━━━━━ Supplied information
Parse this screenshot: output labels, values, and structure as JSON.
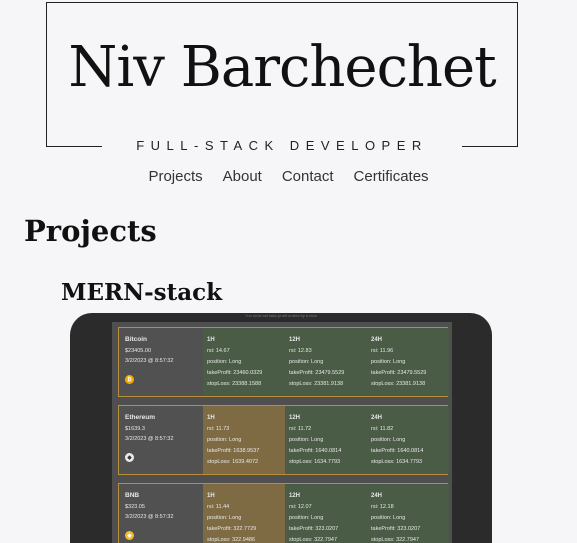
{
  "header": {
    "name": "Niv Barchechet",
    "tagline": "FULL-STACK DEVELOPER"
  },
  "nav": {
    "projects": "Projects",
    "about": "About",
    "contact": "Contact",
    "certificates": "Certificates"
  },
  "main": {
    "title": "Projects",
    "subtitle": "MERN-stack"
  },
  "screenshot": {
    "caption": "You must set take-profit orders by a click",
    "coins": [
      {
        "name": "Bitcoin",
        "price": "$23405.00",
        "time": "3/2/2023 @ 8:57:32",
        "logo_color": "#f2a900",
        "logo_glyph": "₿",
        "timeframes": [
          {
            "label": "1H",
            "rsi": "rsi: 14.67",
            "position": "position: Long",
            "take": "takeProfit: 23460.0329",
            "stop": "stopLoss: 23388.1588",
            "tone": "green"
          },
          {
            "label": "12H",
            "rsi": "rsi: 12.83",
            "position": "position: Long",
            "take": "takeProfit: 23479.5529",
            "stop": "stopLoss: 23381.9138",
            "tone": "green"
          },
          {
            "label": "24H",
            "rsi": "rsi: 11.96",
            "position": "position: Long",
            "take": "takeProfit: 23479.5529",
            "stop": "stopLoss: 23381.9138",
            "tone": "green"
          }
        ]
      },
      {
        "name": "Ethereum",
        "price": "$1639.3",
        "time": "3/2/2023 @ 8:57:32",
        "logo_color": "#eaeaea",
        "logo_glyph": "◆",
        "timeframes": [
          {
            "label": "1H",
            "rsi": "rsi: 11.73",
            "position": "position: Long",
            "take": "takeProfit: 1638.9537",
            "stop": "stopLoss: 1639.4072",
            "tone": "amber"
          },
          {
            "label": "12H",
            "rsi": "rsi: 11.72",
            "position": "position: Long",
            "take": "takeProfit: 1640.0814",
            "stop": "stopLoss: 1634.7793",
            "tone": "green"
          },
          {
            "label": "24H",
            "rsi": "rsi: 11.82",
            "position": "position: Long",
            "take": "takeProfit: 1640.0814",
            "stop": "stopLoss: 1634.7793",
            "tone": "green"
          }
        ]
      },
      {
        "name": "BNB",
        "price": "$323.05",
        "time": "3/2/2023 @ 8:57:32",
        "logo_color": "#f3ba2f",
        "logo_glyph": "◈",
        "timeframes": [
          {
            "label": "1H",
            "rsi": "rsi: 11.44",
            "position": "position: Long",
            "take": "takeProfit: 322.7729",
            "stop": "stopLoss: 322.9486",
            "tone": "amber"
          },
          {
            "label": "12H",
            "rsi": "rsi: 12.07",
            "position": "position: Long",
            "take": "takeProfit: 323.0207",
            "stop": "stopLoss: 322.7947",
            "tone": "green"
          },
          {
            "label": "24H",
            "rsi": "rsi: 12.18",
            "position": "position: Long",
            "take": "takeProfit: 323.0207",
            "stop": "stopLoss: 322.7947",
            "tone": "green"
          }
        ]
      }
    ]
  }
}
━━━━━━━━━━
━━━━━ Supplied information
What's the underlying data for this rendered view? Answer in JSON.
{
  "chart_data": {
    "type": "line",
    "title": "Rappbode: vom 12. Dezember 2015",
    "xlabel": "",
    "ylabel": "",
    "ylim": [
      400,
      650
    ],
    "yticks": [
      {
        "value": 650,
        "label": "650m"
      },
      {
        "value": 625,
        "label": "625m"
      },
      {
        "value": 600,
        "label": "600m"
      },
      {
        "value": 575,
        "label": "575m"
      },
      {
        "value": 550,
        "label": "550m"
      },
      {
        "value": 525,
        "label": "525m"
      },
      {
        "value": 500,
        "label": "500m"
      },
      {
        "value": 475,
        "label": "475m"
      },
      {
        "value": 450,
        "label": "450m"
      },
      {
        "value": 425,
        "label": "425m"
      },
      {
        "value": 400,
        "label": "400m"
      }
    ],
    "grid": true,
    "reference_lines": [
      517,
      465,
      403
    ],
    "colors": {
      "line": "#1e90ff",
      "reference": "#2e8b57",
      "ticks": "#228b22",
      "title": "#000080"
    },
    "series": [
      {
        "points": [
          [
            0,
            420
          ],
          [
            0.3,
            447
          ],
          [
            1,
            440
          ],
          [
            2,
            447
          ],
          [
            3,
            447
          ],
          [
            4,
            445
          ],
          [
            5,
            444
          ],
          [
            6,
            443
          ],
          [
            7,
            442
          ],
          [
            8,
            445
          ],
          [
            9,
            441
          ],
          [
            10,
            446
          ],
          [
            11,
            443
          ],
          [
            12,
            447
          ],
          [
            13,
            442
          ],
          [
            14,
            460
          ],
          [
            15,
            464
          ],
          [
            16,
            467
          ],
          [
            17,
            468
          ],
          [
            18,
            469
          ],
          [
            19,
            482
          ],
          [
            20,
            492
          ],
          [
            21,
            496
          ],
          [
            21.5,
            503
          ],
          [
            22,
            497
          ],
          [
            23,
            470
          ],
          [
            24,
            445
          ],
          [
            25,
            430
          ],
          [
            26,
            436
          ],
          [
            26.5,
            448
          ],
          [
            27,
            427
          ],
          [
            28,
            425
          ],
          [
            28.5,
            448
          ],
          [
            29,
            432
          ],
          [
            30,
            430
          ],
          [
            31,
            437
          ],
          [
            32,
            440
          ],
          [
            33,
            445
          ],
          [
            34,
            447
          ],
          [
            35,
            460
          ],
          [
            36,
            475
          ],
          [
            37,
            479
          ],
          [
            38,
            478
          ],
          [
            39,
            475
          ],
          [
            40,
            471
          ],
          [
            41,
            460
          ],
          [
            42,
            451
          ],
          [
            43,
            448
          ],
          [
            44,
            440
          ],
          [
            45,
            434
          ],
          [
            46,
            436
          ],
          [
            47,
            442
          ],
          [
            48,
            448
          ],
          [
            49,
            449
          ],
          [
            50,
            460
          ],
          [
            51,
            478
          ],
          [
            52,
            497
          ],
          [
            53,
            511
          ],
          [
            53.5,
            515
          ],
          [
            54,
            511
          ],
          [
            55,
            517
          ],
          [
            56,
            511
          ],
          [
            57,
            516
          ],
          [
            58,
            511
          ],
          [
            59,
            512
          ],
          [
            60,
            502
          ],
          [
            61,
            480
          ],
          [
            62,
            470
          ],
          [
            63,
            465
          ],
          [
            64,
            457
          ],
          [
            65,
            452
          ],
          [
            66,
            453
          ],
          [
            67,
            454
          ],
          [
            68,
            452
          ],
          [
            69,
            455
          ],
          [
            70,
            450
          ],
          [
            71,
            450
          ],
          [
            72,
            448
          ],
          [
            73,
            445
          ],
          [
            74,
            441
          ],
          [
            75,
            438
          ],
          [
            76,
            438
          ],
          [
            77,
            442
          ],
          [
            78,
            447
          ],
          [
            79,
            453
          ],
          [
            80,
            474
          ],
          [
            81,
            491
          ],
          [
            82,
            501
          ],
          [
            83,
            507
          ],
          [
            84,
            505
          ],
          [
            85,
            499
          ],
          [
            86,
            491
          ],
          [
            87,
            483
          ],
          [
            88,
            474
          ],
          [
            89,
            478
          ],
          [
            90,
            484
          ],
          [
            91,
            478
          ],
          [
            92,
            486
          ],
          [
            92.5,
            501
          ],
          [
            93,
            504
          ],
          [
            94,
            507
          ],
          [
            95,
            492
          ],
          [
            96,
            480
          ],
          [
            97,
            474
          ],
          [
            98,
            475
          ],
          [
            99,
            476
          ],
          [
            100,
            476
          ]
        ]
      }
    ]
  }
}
━━━━━━━━━━
━━━━━ Supplied information
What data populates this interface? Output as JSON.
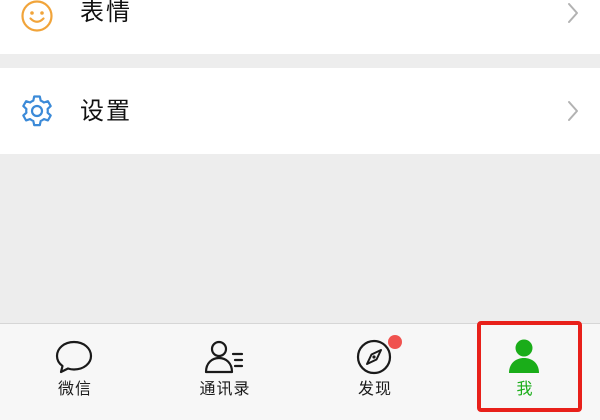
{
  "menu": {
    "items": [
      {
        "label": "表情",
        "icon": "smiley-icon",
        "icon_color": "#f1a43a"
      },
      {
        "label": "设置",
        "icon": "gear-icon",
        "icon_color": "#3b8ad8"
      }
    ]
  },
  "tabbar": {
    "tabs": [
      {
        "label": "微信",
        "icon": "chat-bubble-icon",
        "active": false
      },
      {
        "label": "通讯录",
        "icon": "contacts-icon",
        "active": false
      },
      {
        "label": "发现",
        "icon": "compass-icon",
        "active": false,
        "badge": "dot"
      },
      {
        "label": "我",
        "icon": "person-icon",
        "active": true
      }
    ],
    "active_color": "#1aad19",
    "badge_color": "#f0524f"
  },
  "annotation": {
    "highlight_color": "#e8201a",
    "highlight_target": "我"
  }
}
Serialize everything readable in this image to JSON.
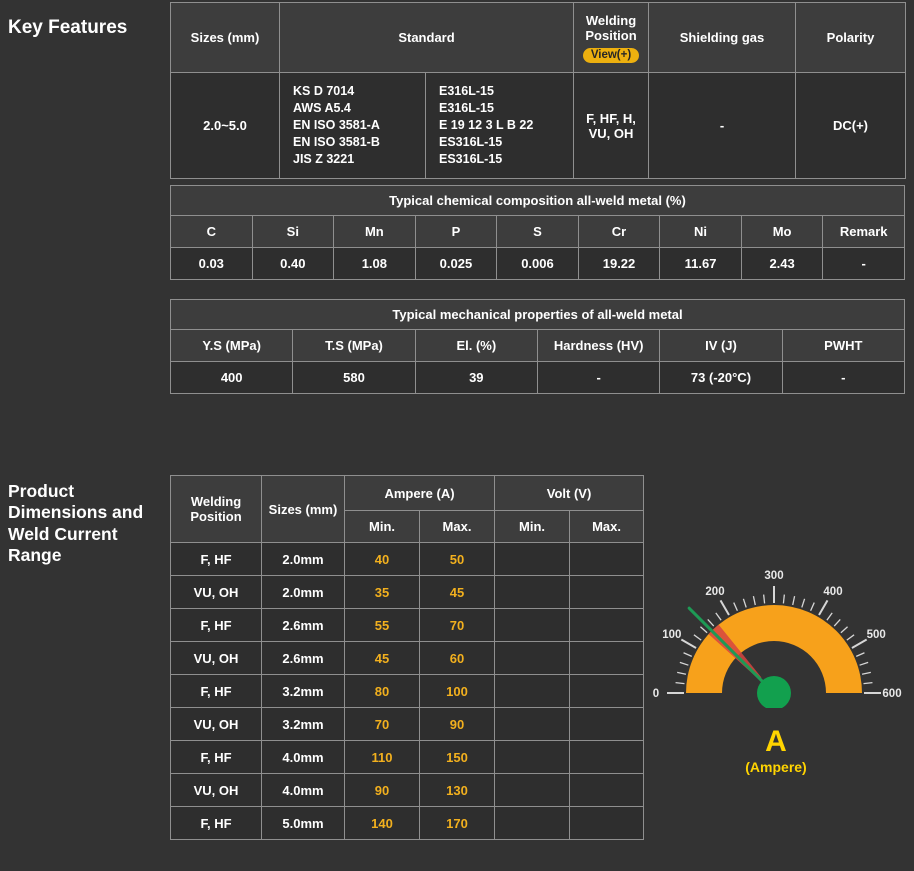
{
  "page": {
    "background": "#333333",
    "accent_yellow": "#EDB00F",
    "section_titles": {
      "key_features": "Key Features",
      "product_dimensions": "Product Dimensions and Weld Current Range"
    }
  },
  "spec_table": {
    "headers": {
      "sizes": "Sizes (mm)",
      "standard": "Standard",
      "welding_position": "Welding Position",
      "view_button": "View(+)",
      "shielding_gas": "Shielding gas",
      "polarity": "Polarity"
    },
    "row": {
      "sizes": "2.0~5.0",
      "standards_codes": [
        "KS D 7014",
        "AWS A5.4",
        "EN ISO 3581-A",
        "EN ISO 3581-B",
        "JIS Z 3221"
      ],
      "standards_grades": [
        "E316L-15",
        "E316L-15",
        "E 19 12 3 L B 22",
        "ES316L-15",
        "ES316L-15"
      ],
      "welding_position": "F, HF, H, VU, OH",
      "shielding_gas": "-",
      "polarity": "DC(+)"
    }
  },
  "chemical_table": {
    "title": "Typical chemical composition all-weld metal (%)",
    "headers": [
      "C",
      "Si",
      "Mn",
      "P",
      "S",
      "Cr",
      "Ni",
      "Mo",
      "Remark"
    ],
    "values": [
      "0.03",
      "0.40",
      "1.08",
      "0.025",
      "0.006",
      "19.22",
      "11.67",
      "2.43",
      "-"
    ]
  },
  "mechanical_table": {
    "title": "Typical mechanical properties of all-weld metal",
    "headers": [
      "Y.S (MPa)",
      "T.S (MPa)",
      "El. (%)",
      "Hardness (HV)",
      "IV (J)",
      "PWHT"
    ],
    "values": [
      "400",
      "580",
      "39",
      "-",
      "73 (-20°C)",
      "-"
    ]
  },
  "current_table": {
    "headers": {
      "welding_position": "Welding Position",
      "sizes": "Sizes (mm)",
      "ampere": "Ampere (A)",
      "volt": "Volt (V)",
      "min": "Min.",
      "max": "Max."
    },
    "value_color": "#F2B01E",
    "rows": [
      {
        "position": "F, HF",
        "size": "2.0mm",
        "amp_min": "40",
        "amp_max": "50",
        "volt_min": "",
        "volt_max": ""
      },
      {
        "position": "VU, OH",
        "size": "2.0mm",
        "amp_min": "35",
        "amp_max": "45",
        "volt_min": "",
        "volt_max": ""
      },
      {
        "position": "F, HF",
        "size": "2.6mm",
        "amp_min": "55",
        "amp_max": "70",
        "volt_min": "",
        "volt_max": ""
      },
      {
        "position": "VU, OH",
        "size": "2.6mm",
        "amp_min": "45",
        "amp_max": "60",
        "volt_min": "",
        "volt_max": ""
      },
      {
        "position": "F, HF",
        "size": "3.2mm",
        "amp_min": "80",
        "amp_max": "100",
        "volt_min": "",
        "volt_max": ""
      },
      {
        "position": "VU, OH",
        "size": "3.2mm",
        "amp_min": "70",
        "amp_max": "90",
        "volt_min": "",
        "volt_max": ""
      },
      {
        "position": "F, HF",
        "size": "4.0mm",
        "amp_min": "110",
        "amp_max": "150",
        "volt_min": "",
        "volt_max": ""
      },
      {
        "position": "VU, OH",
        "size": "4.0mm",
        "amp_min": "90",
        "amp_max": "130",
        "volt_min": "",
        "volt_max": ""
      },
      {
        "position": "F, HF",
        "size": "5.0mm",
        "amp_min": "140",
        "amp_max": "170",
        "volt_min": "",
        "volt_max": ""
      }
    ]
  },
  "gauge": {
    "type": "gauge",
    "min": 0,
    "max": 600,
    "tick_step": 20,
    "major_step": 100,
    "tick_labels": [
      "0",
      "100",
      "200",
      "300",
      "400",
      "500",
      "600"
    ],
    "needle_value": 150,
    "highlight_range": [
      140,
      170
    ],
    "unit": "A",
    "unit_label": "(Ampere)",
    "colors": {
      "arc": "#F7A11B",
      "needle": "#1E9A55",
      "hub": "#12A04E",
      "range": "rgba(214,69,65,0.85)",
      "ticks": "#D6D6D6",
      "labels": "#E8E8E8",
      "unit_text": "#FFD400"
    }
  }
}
━━━━━━━━━━
Go through the entries above and copy every line containing "screenshot".

Parse this screenshot: output labels, values, and structure as JSON.
  "screenshot": {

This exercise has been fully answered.